TASK STATEMENT:
Using the material that follows, identify and copy each line with the string "this".

EXCERPTED RECORDS:
==========

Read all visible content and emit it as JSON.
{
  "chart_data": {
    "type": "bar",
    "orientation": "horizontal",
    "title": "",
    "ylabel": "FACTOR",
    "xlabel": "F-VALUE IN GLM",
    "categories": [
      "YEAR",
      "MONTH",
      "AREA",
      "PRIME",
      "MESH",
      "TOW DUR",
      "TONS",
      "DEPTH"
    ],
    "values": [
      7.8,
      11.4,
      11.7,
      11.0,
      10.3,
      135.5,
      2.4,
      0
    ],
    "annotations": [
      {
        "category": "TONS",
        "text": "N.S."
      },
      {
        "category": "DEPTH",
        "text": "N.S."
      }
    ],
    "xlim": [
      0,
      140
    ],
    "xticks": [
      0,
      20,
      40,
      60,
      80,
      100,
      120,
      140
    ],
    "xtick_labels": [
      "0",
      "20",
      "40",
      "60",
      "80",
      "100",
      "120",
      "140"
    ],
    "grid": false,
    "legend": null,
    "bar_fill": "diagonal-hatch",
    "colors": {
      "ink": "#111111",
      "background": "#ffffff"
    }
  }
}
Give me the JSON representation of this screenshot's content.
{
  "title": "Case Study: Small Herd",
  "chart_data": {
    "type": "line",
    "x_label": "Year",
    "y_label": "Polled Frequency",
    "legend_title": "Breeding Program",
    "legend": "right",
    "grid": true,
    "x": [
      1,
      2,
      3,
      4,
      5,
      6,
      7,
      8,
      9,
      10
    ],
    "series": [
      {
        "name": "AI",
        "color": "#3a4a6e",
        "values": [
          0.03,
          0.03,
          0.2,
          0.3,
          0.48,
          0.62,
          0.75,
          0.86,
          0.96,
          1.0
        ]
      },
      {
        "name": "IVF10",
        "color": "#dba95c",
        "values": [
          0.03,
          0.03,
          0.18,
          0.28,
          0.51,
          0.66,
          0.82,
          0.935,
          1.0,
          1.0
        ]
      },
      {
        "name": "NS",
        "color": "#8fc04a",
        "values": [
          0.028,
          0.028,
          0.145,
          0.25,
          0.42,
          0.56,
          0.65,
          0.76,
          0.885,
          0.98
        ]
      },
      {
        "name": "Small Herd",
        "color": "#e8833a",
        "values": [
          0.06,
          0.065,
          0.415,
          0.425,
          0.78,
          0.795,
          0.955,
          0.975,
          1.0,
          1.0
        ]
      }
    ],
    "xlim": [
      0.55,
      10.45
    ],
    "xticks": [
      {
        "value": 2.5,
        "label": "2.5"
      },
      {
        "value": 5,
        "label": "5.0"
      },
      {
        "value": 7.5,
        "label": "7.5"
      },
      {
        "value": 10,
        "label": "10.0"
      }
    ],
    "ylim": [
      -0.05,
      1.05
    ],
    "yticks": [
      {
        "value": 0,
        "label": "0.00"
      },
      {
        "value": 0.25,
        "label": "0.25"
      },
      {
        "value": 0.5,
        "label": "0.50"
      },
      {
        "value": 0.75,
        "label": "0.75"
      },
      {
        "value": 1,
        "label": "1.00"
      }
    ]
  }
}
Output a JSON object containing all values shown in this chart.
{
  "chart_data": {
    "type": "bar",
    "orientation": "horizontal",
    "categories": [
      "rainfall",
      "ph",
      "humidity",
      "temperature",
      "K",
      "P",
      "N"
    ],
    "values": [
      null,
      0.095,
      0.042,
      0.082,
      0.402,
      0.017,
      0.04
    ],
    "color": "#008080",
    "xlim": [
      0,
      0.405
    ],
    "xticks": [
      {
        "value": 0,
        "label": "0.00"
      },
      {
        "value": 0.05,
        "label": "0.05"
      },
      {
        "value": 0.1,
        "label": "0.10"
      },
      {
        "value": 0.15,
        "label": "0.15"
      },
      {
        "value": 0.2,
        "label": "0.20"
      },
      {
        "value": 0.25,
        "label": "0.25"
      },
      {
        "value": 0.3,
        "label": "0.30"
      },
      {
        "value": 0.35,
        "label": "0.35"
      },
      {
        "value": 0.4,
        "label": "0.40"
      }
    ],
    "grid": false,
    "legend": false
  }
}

==========

RESULT OF THE EXERCISE:
Give me the JSON representation of this screenshot's content.
Output a JSON object containing all values shown in this chart.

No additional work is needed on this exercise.